Problem to work on>
Transcribe the listing exactly, leaving out every picture.

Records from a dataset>
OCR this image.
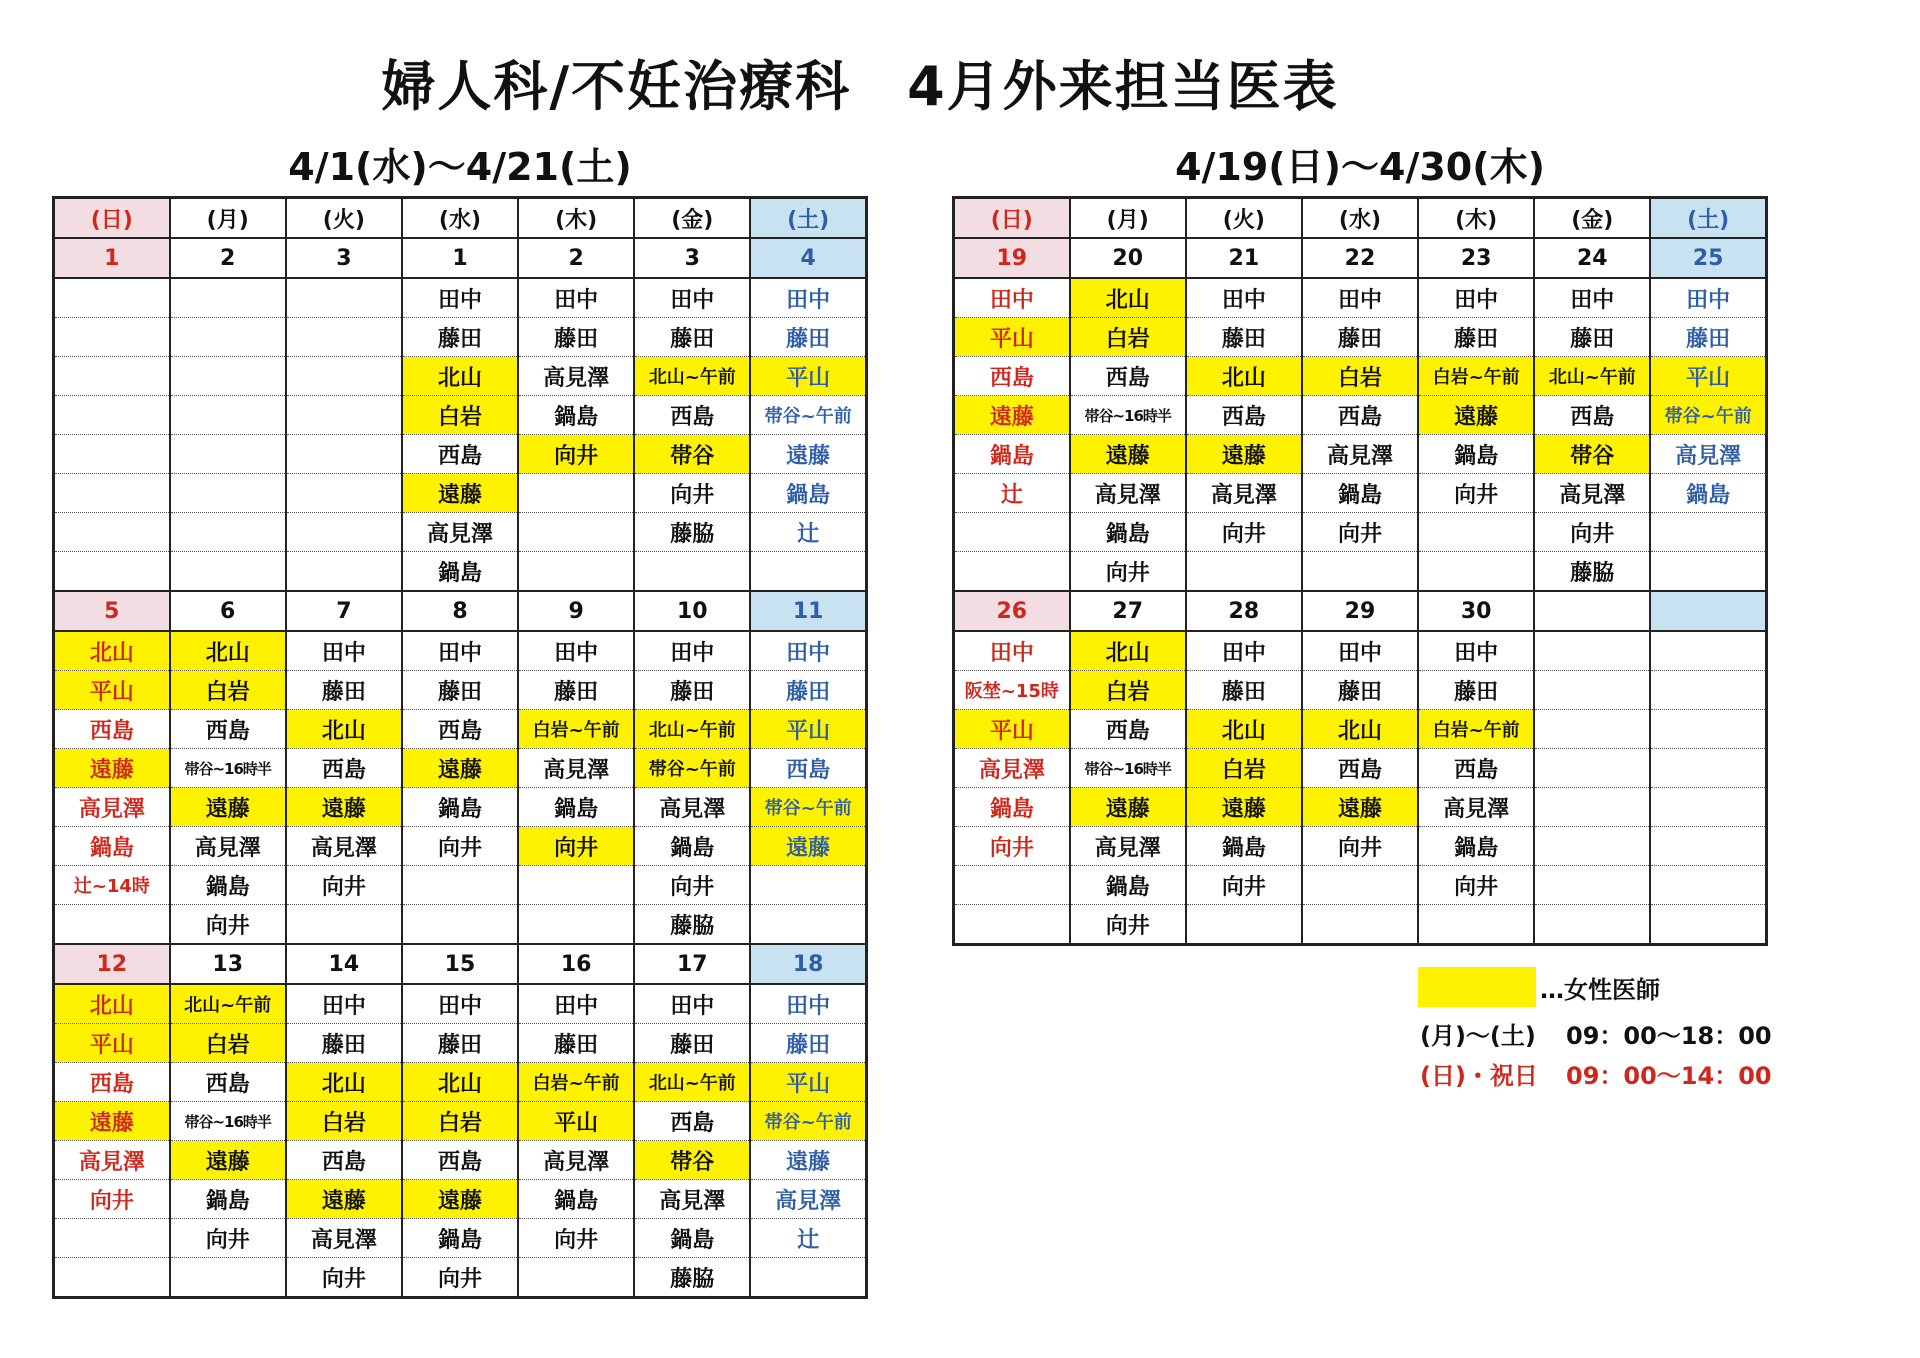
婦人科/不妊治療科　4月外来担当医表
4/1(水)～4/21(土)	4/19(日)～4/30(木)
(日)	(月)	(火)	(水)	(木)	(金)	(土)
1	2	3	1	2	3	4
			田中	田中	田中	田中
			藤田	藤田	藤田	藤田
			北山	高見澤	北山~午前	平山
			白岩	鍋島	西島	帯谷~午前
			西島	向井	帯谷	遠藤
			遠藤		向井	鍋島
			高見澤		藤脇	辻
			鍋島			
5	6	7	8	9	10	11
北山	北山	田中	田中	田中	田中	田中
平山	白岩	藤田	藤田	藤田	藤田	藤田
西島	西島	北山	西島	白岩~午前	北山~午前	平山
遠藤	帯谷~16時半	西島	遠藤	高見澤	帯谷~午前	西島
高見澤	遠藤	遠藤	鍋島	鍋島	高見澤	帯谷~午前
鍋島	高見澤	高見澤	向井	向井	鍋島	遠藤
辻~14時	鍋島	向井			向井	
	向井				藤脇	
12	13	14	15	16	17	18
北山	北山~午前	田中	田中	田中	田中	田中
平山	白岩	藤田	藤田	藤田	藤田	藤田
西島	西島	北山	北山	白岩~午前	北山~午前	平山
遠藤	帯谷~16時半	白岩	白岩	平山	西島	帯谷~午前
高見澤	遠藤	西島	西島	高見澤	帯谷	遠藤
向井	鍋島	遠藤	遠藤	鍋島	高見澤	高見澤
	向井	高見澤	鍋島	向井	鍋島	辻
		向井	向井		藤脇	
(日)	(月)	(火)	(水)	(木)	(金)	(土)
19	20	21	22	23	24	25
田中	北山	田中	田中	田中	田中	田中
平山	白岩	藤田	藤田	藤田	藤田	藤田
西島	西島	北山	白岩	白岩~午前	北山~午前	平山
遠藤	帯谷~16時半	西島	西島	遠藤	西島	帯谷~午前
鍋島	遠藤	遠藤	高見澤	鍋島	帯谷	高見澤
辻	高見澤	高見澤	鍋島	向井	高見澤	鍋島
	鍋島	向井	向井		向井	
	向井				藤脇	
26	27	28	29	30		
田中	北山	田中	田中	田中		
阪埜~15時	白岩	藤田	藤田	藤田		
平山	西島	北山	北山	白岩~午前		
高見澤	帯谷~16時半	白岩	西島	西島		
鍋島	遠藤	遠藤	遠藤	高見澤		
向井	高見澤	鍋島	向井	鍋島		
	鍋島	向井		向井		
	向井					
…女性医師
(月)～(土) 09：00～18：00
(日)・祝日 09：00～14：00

Exercise response>
OCR this image.
婦人科/不妊治療科　4月外来担当医表
4/1(水)～4/21(土)	4/19(日)～4/30(木)
(日)	(月)	(火)	(水)	(木)	(金)	(土)
1	2	3	1	2	3	4
			田中	田中	田中	田中
			藤田	藤田	藤田	藤田
			北山	高見澤	北山~午前	平山
			白岩	鍋島	西島	帯谷~午前
			西島	向井	帯谷	遠藤
			遠藤		向井	鍋島
			高見澤		藤脇	辻
			鍋島			
5	6	7	8	9	10	11
北山	北山	田中	田中	田中	田中	田中
平山	白岩	藤田	藤田	藤田	藤田	藤田
西島	西島	北山	西島	白岩~午前	北山~午前	平山
遠藤	帯谷~16時半	西島	遠藤	高見澤	帯谷~午前	西島
高見澤	遠藤	遠藤	鍋島	鍋島	高見澤	帯谷~午前
鍋島	高見澤	高見澤	向井	向井	鍋島	遠藤
辻~14時	鍋島	向井			向井	
	向井				藤脇	
12	13	14	15	16	17	18
北山	北山~午前	田中	田中	田中	田中	田中
平山	白岩	藤田	藤田	藤田	藤田	藤田
西島	西島	北山	北山	白岩~午前	北山~午前	平山
遠藤	帯谷~16時半	白岩	白岩	平山	西島	帯谷~午前
高見澤	遠藤	西島	西島	高見澤	帯谷	遠藤
向井	鍋島	遠藤	遠藤	鍋島	高見澤	高見澤
	向井	高見澤	鍋島	向井	鍋島	辻
		向井	向井		藤脇	
(日)	(月)	(火)	(水)	(木)	(金)	(土)
19	20	21	22	23	24	25
田中	北山	田中	田中	田中	田中	田中
平山	白岩	藤田	藤田	藤田	藤田	藤田
西島	西島	北山	白岩	白岩~午前	北山~午前	平山
遠藤	帯谷~16時半	西島	西島	遠藤	西島	帯谷~午前
鍋島	遠藤	遠藤	高見澤	鍋島	帯谷	高見澤
辻	高見澤	高見澤	鍋島	向井	高見澤	鍋島
	鍋島	向井	向井		向井	
	向井				藤脇	
26	27	28	29	30		
田中	北山	田中	田中	田中		
阪埜~15時	白岩	藤田	藤田	藤田		
平山	西島	北山	北山	白岩~午前		
高見澤	帯谷~16時半	白岩	西島	西島		
鍋島	遠藤	遠藤	遠藤	高見澤		
向井	高見澤	鍋島	向井	鍋島		
	鍋島	向井		向井		
	向井					
…女性医師
(月)～(土) 09：00～18：00
(日)・祝日 09：00～14：00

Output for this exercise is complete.